DIRECTIONS FOR THIS TASK
Look in the data below for the line that contains "Type out the text in this image.". Copy that line and the remaining lines exactly.
* * * * *
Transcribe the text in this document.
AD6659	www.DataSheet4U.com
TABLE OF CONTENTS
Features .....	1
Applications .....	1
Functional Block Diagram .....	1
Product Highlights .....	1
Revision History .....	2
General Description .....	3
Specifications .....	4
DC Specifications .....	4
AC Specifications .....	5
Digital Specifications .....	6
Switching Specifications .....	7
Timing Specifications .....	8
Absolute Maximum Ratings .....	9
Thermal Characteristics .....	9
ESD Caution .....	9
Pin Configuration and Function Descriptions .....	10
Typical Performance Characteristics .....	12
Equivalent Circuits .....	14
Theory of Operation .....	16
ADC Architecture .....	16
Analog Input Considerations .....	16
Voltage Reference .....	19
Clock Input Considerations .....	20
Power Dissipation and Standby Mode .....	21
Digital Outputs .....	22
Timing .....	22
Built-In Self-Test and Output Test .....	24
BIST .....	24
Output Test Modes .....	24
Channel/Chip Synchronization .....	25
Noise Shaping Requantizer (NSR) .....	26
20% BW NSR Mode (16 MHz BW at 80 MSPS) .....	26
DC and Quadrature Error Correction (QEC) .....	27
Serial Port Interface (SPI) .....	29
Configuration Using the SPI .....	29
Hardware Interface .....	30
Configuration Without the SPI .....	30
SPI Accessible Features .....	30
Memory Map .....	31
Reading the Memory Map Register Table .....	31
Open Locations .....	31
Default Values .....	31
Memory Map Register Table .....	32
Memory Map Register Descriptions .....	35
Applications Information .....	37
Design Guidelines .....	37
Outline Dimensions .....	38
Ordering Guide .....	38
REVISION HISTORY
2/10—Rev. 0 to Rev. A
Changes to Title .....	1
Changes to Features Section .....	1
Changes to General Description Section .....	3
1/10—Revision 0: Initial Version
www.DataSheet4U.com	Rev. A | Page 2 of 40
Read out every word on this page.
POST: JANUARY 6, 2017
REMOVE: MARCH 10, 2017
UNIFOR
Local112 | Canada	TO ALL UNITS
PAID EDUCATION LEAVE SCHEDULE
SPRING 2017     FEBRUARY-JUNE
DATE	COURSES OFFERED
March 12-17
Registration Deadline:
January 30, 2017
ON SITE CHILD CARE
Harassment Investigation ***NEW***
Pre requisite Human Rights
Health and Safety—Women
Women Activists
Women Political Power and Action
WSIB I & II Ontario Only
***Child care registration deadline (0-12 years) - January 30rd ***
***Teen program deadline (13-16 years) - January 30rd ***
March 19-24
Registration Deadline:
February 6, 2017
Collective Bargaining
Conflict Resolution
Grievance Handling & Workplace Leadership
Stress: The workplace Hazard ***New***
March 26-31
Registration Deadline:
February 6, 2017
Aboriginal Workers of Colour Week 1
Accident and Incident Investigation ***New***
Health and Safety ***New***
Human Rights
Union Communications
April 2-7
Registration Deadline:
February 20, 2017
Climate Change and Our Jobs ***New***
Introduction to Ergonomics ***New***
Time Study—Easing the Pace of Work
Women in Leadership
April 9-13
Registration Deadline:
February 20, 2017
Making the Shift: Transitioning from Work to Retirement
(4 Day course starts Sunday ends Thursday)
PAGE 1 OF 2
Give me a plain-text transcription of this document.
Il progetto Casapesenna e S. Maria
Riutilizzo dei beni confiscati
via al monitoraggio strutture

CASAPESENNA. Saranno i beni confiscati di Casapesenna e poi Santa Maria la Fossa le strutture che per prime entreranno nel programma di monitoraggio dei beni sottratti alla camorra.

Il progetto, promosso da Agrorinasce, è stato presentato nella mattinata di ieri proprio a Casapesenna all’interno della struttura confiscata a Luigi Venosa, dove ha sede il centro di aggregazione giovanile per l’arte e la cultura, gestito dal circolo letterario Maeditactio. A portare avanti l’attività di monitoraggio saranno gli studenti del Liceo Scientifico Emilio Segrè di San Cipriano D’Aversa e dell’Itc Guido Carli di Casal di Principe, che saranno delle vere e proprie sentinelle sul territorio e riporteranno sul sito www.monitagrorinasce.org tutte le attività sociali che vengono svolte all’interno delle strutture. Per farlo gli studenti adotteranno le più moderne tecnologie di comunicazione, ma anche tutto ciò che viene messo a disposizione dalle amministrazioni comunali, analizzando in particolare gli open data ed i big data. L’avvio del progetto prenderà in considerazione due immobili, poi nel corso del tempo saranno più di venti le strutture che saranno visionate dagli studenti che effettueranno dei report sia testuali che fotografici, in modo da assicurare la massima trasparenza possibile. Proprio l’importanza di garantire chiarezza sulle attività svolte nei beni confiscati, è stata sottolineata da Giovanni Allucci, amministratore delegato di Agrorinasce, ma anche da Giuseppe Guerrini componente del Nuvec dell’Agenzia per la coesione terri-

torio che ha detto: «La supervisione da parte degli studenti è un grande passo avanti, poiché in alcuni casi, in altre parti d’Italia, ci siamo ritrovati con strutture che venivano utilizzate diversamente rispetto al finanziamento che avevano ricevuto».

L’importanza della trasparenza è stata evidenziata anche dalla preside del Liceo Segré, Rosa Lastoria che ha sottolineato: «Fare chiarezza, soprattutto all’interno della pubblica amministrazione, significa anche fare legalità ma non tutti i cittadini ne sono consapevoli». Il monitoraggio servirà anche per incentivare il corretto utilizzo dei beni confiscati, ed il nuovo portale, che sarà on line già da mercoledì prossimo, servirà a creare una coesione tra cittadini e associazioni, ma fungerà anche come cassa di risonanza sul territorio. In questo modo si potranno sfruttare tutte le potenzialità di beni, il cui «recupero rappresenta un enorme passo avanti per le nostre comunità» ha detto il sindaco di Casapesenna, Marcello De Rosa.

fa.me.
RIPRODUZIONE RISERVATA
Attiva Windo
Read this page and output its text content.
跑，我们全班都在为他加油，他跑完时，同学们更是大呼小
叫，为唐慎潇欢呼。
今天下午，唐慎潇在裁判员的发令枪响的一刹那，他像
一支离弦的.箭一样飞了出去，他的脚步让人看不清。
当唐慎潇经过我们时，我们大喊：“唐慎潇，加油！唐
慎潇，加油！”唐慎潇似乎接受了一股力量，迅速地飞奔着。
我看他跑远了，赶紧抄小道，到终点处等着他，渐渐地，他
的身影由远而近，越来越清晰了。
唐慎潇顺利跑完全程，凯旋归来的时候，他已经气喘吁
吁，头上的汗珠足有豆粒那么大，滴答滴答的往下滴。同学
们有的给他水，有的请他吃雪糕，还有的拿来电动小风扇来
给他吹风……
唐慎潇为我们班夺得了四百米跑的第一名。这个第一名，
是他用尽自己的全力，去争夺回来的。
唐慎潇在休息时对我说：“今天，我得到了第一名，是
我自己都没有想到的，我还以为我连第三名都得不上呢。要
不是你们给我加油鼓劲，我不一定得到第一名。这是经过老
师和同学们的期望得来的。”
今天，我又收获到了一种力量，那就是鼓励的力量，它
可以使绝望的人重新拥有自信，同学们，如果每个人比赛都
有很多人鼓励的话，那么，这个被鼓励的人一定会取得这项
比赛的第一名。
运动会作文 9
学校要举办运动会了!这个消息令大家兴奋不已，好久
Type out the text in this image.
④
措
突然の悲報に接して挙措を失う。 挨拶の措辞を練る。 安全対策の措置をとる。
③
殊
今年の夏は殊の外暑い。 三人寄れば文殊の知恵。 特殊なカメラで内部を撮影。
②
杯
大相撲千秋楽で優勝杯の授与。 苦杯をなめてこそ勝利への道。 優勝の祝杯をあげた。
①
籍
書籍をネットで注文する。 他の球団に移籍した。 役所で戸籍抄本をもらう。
* * * * *
RESPONSE
Type out the text in this image.
④
措
突然の悲報に接して挙措を失う。 挨拶の措辞を練る。 安全対策の措置をとる。
③
殊
今年の夏は殊の外暑い。 三人寄れば文殊の知恵。 特殊なカメラで内部を撮影。
②
杯
大相撲千秋楽で優勝杯の授与。 苦杯をなめてこそ勝利への道。 優勝の祝杯をあげた。
①
籍
書籍をネットで注文する。 他の球団に移籍した。 役所で戸籍抄本をもらう。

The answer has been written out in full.